▶ **The exercise**:
Seek out every line containing the word "molestó", and copy each.

▶ **Data supplied**:
****************

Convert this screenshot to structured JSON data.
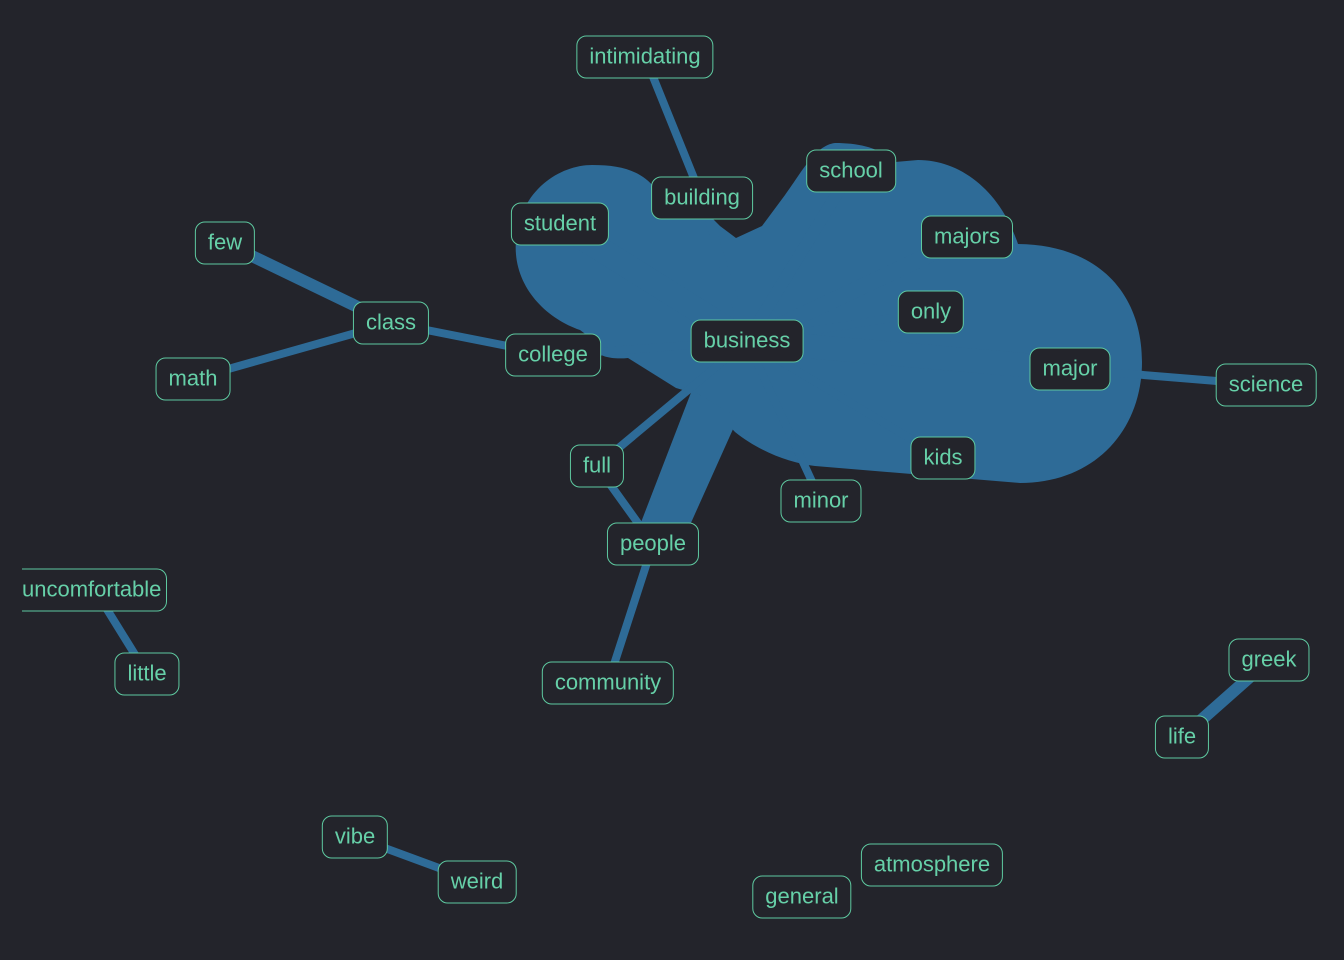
{
  "graph": {
    "edge_color": "#2e6b97",
    "background": "#23242b",
    "node_border_color": "#5ec9a0",
    "node_text_color": "#66d0a8",
    "nodes": {
      "intimidating": "intimidating",
      "building": "building",
      "school": "school",
      "student": "student",
      "majors": "majors",
      "few": "few",
      "class": "class",
      "math": "math",
      "college": "college",
      "business": "business",
      "only": "only",
      "major": "major",
      "science": "science",
      "full": "full",
      "kids": "kids",
      "minor": "minor",
      "people": "people",
      "uncomfortable": "uncomfortable",
      "little": "little",
      "community": "community",
      "greek": "greek",
      "life": "life",
      "vibe": "vibe",
      "weird": "weird",
      "atmosphere": "atmosphere",
      "general": "general"
    },
    "edges": [
      {
        "source": "intimidating",
        "target": "building",
        "weight": 1
      },
      {
        "source": "building",
        "target": "business",
        "weight": 1
      },
      {
        "source": "school",
        "target": "business",
        "weight": 2
      },
      {
        "source": "student",
        "target": "business",
        "weight": 5
      },
      {
        "source": "majors",
        "target": "business",
        "weight": 3
      },
      {
        "source": "few",
        "target": "class",
        "weight": 2
      },
      {
        "source": "math",
        "target": "class",
        "weight": 1
      },
      {
        "source": "class",
        "target": "college",
        "weight": 1
      },
      {
        "source": "college",
        "target": "business",
        "weight": 1
      },
      {
        "source": "only",
        "target": "business",
        "weight": 1
      },
      {
        "source": "major",
        "target": "business",
        "weight": 5
      },
      {
        "source": "major",
        "target": "science",
        "weight": 1
      },
      {
        "source": "full",
        "target": "business",
        "weight": 1
      },
      {
        "source": "full",
        "target": "people",
        "weight": 1
      },
      {
        "source": "kids",
        "target": "business",
        "weight": 1
      },
      {
        "source": "minor",
        "target": "business",
        "weight": 1
      },
      {
        "source": "people",
        "target": "business",
        "weight": 2
      },
      {
        "source": "people",
        "target": "community",
        "weight": 1
      },
      {
        "source": "uncomfortable",
        "target": "little",
        "weight": 1
      },
      {
        "source": "greek",
        "target": "life",
        "weight": 2
      },
      {
        "source": "vibe",
        "target": "weird",
        "weight": 1
      }
    ]
  }
}
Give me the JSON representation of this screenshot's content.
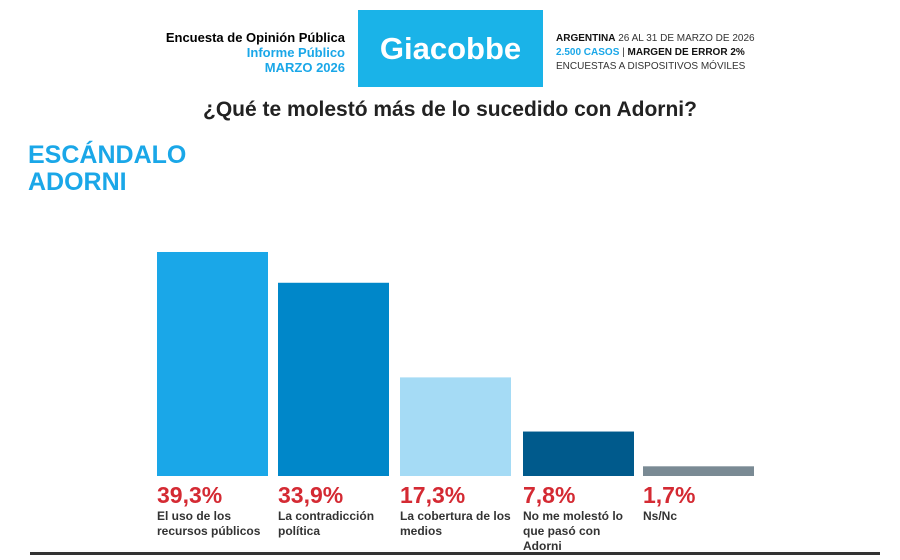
{
  "header": {
    "left": [
      "Encuesta de Opinión Pública",
      "Informe Público",
      "MARZO 2026"
    ],
    "logo": "Giacobbe",
    "right": {
      "country": "ARGENTINA",
      "dates": "26 AL 31 DE MARZO DE 2026",
      "cases": "2.500 CASOS",
      "margin": "MARGEN DE ERROR 2%",
      "method": "ENCUESTAS A DISPOSITIVOS MÓVILES"
    }
  },
  "section": [
    "ESCÁNDALO",
    "ADORNI"
  ],
  "chart_data": {
    "type": "bar",
    "title": "¿Qué te molestó más de lo sucedido con Adorni?",
    "categories": [
      "El uso de los recursos públicos",
      "La contradicción política",
      "La cobertura de los medios",
      "No me molestó lo que pasó con Adorni",
      "Ns/Nc"
    ],
    "values": [
      39.3,
      33.9,
      17.3,
      7.8,
      1.7
    ],
    "labels": [
      "39,3%",
      "33,9%",
      "17,3%",
      "7,8%",
      "1,7%"
    ],
    "colors": [
      "#1aa7e8",
      "#0087c9",
      "#a5dbf5",
      "#005a8c",
      "#7a8a94"
    ],
    "ylim": [
      0,
      40
    ],
    "grid": false
  }
}
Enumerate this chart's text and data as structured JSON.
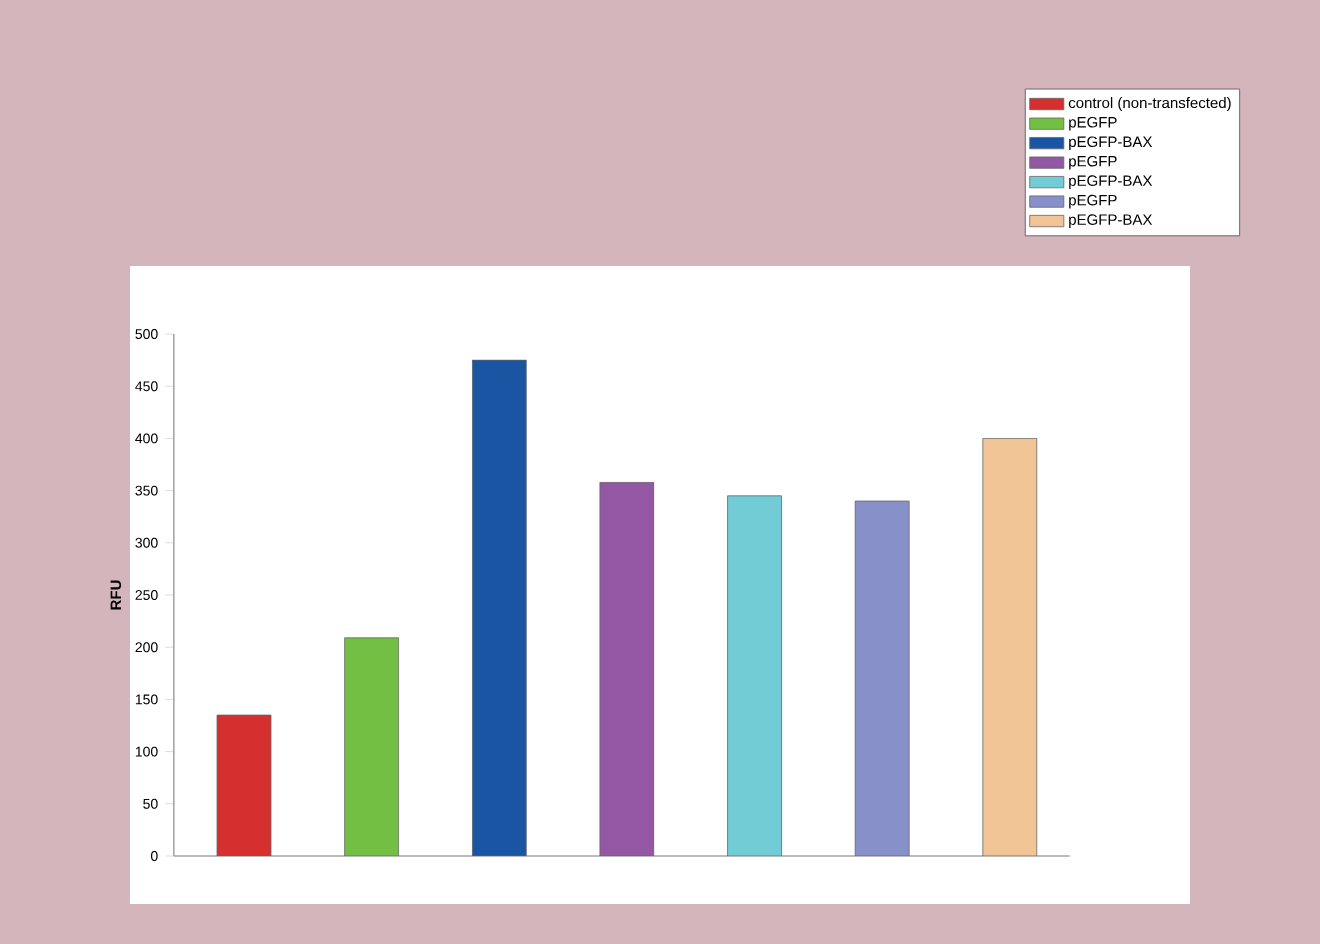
{
  "chart_data": {
    "type": "bar",
    "ylabel": "RFU",
    "categories": [
      null,
      null,
      null,
      null,
      null,
      null,
      null
    ],
    "series": [
      {
        "name": "control (non-transfected)",
        "color": "#d62f2f",
        "values": [
          135,
          null,
          null,
          null,
          null,
          null,
          null
        ]
      },
      {
        "name": "pEGFP",
        "color": "#72bf44",
        "values": [
          null,
          209,
          null,
          null,
          null,
          null,
          null
        ]
      },
      {
        "name": "pEGFP-BAX",
        "color": "#1a55a3",
        "values": [
          null,
          null,
          475,
          null,
          null,
          null,
          null
        ]
      },
      {
        "name": "pEGFP",
        "color": "#9457a4",
        "values": [
          null,
          null,
          null,
          358,
          null,
          null,
          null
        ]
      },
      {
        "name": "pEGFP-BAX",
        "color": "#72ccd6",
        "values": [
          null,
          null,
          null,
          null,
          345,
          null,
          null
        ]
      },
      {
        "name": "pEGFP",
        "color": "#8890c9",
        "values": [
          null,
          null,
          null,
          null,
          null,
          340,
          null
        ]
      },
      {
        "name": "pEGFP-BAX",
        "color": "#f0c494",
        "values": [
          null,
          null,
          null,
          null,
          null,
          null,
          400
        ]
      }
    ],
    "ylim": [
      0,
      500
    ],
    "yticks": [
      0,
      50,
      100,
      150,
      200,
      250,
      300,
      350,
      400,
      450,
      500
    ],
    "legend": "top right",
    "grid": false
  }
}
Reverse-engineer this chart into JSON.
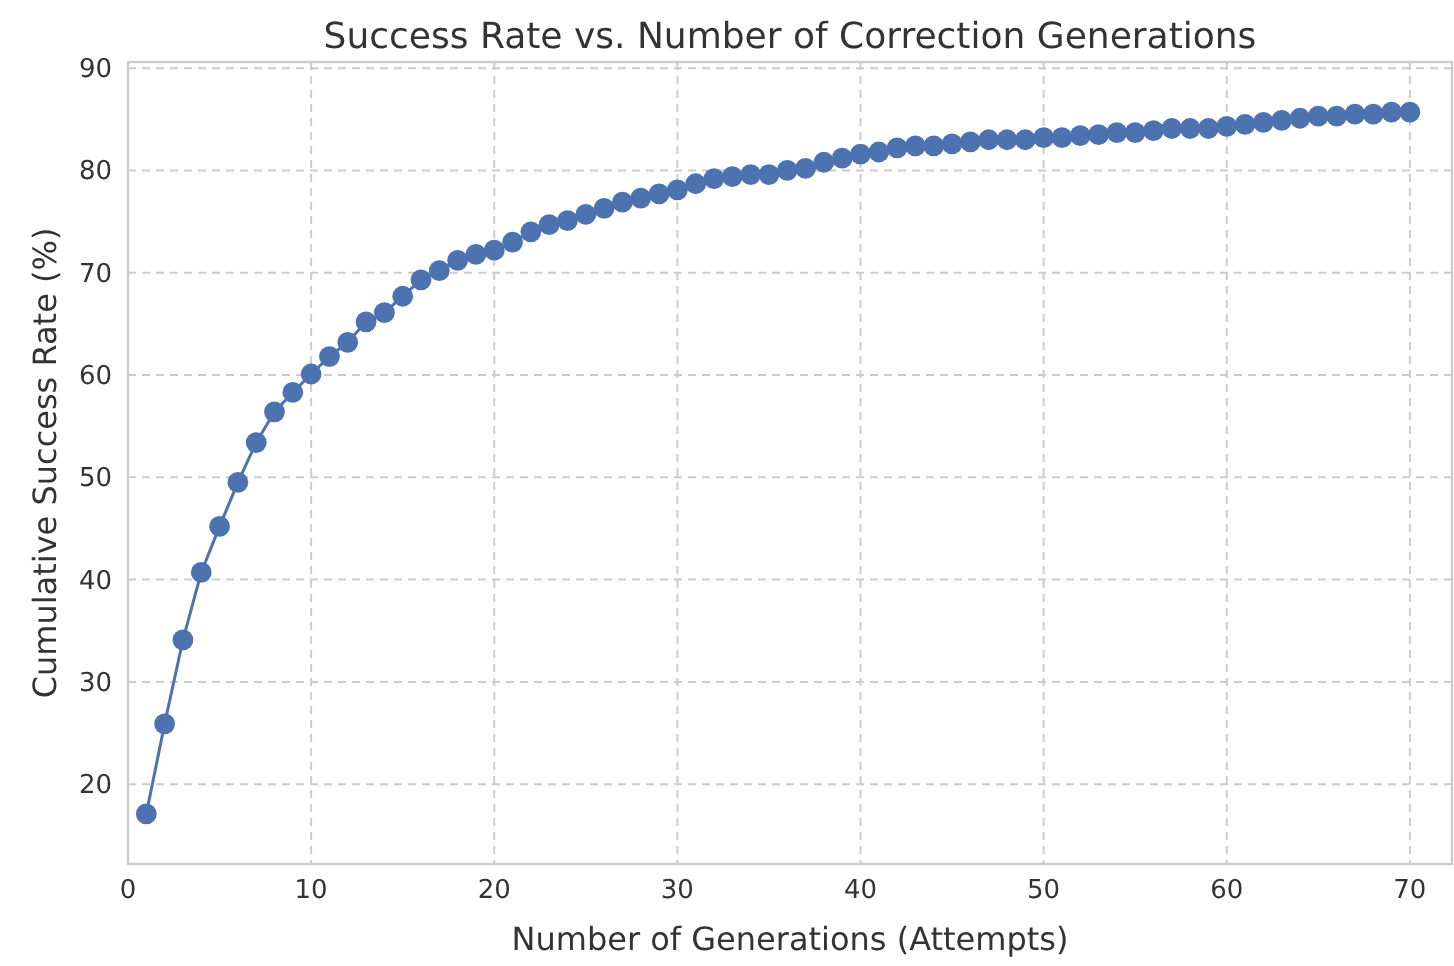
{
  "chart_data": {
    "type": "line",
    "title": "Success Rate vs. Number of Correction Generations",
    "xlabel": "Number of Generations (Attempts)",
    "ylabel": "Cumulative Success Rate (%)",
    "x": [
      1,
      2,
      3,
      4,
      5,
      6,
      7,
      8,
      9,
      10,
      11,
      12,
      13,
      14,
      15,
      16,
      17,
      18,
      19,
      20,
      21,
      22,
      23,
      24,
      25,
      26,
      27,
      28,
      29,
      30,
      31,
      32,
      33,
      34,
      35,
      36,
      37,
      38,
      39,
      40,
      41,
      42,
      43,
      44,
      45,
      46,
      47,
      48,
      49,
      50,
      51,
      52,
      53,
      54,
      55,
      56,
      57,
      58,
      59,
      60,
      61,
      62,
      63,
      64,
      65,
      66,
      67,
      68,
      69,
      70
    ],
    "series": [
      {
        "color": "#4c72b0",
        "values": [
          17.1,
          25.9,
          34.1,
          40.7,
          45.2,
          49.5,
          53.4,
          56.4,
          58.3,
          60.1,
          61.8,
          63.2,
          65.2,
          66.1,
          67.7,
          69.3,
          70.2,
          71.2,
          71.8,
          72.2,
          73.0,
          74.0,
          74.7,
          75.1,
          75.7,
          76.3,
          76.9,
          77.3,
          77.7,
          78.1,
          78.7,
          79.2,
          79.4,
          79.6,
          79.6,
          80.0,
          80.2,
          80.8,
          81.2,
          81.6,
          81.8,
          82.2,
          82.4,
          82.4,
          82.6,
          82.8,
          83.0,
          83.0,
          83.0,
          83.2,
          83.2,
          83.4,
          83.5,
          83.7,
          83.7,
          83.9,
          84.1,
          84.1,
          84.1,
          84.3,
          84.5,
          84.7,
          84.9,
          85.1,
          85.3,
          85.3,
          85.5,
          85.5,
          85.7,
          85.7
        ]
      }
    ],
    "xlim": [
      0,
      72.3
    ],
    "ylim": [
      12.2,
      90.6
    ],
    "xticks": [
      0,
      10,
      20,
      30,
      40,
      50,
      60,
      70
    ],
    "yticks": [
      20,
      30,
      40,
      50,
      60,
      70,
      80,
      90
    ],
    "grid": true,
    "marker": "circle",
    "line_style": "solid"
  }
}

****************

▶ **The answer**:
    "title": "¿Qué te molestó más de lo sucedido con Adorni?",
      "No me molestó lo que pasó con Adorni",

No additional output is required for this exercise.